- Records to use
_____

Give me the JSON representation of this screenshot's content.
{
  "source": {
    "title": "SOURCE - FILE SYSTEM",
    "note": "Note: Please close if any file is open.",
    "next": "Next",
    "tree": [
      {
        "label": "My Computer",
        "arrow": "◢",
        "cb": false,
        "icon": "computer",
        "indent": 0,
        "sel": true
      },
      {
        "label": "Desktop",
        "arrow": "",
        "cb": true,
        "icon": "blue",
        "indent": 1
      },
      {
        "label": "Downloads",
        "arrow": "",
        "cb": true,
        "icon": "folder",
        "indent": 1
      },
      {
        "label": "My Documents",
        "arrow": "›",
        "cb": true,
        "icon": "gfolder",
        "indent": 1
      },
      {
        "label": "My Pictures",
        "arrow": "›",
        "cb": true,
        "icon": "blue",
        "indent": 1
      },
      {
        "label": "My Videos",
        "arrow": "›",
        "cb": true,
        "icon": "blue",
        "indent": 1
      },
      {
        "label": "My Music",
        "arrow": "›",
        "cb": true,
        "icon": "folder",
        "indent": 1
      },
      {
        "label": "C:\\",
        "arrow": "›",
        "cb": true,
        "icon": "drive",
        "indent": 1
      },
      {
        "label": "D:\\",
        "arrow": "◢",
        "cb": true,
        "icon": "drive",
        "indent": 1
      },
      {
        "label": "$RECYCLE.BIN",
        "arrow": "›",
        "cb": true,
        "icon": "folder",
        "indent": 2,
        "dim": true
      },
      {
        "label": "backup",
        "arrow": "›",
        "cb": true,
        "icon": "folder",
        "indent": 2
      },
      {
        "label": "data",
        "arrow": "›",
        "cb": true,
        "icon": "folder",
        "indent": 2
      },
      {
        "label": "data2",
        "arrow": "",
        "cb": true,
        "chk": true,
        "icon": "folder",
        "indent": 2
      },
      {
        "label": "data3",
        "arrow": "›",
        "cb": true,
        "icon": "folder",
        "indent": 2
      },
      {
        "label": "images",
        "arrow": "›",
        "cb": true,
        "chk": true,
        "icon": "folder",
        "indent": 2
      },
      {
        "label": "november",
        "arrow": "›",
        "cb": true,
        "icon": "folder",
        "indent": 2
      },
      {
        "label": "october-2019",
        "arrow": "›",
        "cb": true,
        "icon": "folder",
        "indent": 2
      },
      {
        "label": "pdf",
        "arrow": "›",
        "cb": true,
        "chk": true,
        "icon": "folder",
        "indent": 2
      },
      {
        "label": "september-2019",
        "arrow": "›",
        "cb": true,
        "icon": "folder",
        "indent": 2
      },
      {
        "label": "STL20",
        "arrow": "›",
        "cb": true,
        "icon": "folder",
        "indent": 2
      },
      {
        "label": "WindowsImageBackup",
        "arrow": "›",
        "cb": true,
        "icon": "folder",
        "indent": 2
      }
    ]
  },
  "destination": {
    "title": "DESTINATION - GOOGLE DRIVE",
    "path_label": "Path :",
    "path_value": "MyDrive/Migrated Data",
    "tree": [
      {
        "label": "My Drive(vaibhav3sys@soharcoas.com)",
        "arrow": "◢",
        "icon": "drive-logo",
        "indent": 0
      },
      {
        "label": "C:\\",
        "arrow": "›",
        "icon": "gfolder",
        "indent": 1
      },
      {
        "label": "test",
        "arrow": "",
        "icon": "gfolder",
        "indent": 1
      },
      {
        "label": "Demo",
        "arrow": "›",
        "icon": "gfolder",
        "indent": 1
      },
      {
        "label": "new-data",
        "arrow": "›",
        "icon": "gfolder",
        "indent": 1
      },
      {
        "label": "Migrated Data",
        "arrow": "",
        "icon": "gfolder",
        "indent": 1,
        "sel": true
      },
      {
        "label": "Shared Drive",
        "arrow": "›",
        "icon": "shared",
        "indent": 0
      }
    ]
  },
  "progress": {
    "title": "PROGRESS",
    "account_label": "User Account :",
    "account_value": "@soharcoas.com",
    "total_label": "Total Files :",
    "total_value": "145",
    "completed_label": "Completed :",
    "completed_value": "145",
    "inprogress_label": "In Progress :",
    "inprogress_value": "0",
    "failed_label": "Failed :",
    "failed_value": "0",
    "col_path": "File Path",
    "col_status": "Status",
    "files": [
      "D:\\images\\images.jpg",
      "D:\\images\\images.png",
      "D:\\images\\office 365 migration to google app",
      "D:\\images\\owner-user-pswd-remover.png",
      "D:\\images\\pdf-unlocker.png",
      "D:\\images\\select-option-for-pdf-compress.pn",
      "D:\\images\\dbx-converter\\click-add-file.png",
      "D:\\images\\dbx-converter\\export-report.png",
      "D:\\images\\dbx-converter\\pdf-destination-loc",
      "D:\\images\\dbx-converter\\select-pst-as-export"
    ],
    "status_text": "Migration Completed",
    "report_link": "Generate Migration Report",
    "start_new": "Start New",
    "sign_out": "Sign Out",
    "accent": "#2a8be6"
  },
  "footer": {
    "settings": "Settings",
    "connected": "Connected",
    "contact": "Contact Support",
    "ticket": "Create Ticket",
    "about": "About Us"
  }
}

_____

- Work to complete
All of the data above should be transcribed exactly.

- Response
Give me the JSON representation of this screenshot's content.
{
  "source": {
    "title": "SOURCE - FILE SYSTEM",
    "note": "Note: Please close if any file is open.",
    "next": "Next",
    "tree": [
      {
        "label": "My Computer",
        "arrow": "◢",
        "cb": false,
        "icon": "computer",
        "indent": 0,
        "sel": true
      },
      {
        "label": "Desktop",
        "arrow": "",
        "cb": true,
        "icon": "blue",
        "indent": 1
      },
      {
        "label": "Downloads",
        "arrow": "",
        "cb": true,
        "icon": "folder",
        "indent": 1
      },
      {
        "label": "My Documents",
        "arrow": "›",
        "cb": true,
        "icon": "gfolder",
        "indent": 1
      },
      {
        "label": "My Pictures",
        "arrow": "›",
        "cb": true,
        "icon": "blue",
        "indent": 1
      },
      {
        "label": "My Videos",
        "arrow": "›",
        "cb": true,
        "icon": "blue",
        "indent": 1
      },
      {
        "label": "My Music",
        "arrow": "›",
        "cb": true,
        "icon": "folder",
        "indent": 1
      },
      {
        "label": "C:\\",
        "arrow": "›",
        "cb": true,
        "icon": "drive",
        "indent": 1
      },
      {
        "label": "D:\\",
        "arrow": "◢",
        "cb": true,
        "icon": "drive",
        "indent": 1
      },
      {
        "label": "$RECYCLE.BIN",
        "arrow": "›",
        "cb": true,
        "icon": "folder",
        "indent": 2,
        "dim": true
      },
      {
        "label": "backup",
        "arrow": "›",
        "cb": true,
        "icon": "folder",
        "indent": 2
      },
      {
        "label": "data",
        "arrow": "›",
        "cb": true,
        "icon": "folder",
        "indent": 2
      },
      {
        "label": "data2",
        "arrow": "",
        "cb": true,
        "chk": true,
        "icon": "folder",
        "indent": 2
      },
      {
        "label": "data3",
        "arrow": "›",
        "cb": true,
        "icon": "folder",
        "indent": 2
      },
      {
        "label": "images",
        "arrow": "›",
        "cb": true,
        "chk": true,
        "icon": "folder",
        "indent": 2
      },
      {
        "label": "november",
        "arrow": "›",
        "cb": true,
        "icon": "folder",
        "indent": 2
      },
      {
        "label": "october-2019",
        "arrow": "›",
        "cb": true,
        "icon": "folder",
        "indent": 2
      },
      {
        "label": "pdf",
        "arrow": "›",
        "cb": true,
        "chk": true,
        "icon": "folder",
        "indent": 2
      },
      {
        "label": "september-2019",
        "arrow": "›",
        "cb": true,
        "icon": "folder",
        "indent": 2
      },
      {
        "label": "STL20",
        "arrow": "›",
        "cb": true,
        "icon": "folder",
        "indent": 2
      },
      {
        "label": "WindowsImageBackup",
        "arrow": "›",
        "cb": true,
        "icon": "folder",
        "indent": 2
      }
    ]
  },
  "destination": {
    "title": "DESTINATION - GOOGLE DRIVE",
    "path_label": "Path :",
    "path_value": "MyDrive/Migrated Data",
    "tree": [
      {
        "label": "My Drive(vaibhav3sys@soharcoas.com)",
        "arrow": "◢",
        "icon": "drive-logo",
        "indent": 0
      },
      {
        "label": "C:\\",
        "arrow": "›",
        "icon": "gfolder",
        "indent": 1
      },
      {
        "label": "test",
        "arrow": "",
        "icon": "gfolder",
        "indent": 1
      },
      {
        "label": "Demo",
        "arrow": "›",
        "icon": "gfolder",
        "indent": 1
      },
      {
        "label": "new-data",
        "arrow": "›",
        "icon": "gfolder",
        "indent": 1
      },
      {
        "label": "Migrated Data",
        "arrow": "",
        "icon": "gfolder",
        "indent": 1,
        "sel": true
      },
      {
        "label": "Shared Drive",
        "arrow": "›",
        "icon": "shared",
        "indent": 0
      }
    ]
  },
  "progress": {
    "title": "PROGRESS",
    "account_label": "User Account :",
    "account_value": "@soharcoas.com",
    "total_label": "Total Files :",
    "total_value": "145",
    "completed_label": "Completed :",
    "completed_value": "145",
    "inprogress_label": "In Progress :",
    "inprogress_value": "0",
    "failed_label": "Failed :",
    "failed_value": "0",
    "col_path": "File Path",
    "col_status": "Status",
    "files": [
      "D:\\images\\images.jpg",
      "D:\\images\\images.png",
      "D:\\images\\office 365 migration to google app",
      "D:\\images\\owner-user-pswd-remover.png",
      "D:\\images\\pdf-unlocker.png",
      "D:\\images\\select-option-for-pdf-compress.pn",
      "D:\\images\\dbx-converter\\click-add-file.png",
      "D:\\images\\dbx-converter\\export-report.png",
      "D:\\images\\dbx-converter\\pdf-destination-loc",
      "D:\\images\\dbx-converter\\select-pst-as-export"
    ],
    "status_text": "Migration Completed",
    "report_link": "Generate Migration Report",
    "start_new": "Start New",
    "sign_out": "Sign Out",
    "accent": "#2a8be6"
  },
  "footer": {
    "settings": "Settings",
    "connected": "Connected",
    "contact": "Contact Support",
    "ticket": "Create Ticket",
    "about": "About Us"
  }
}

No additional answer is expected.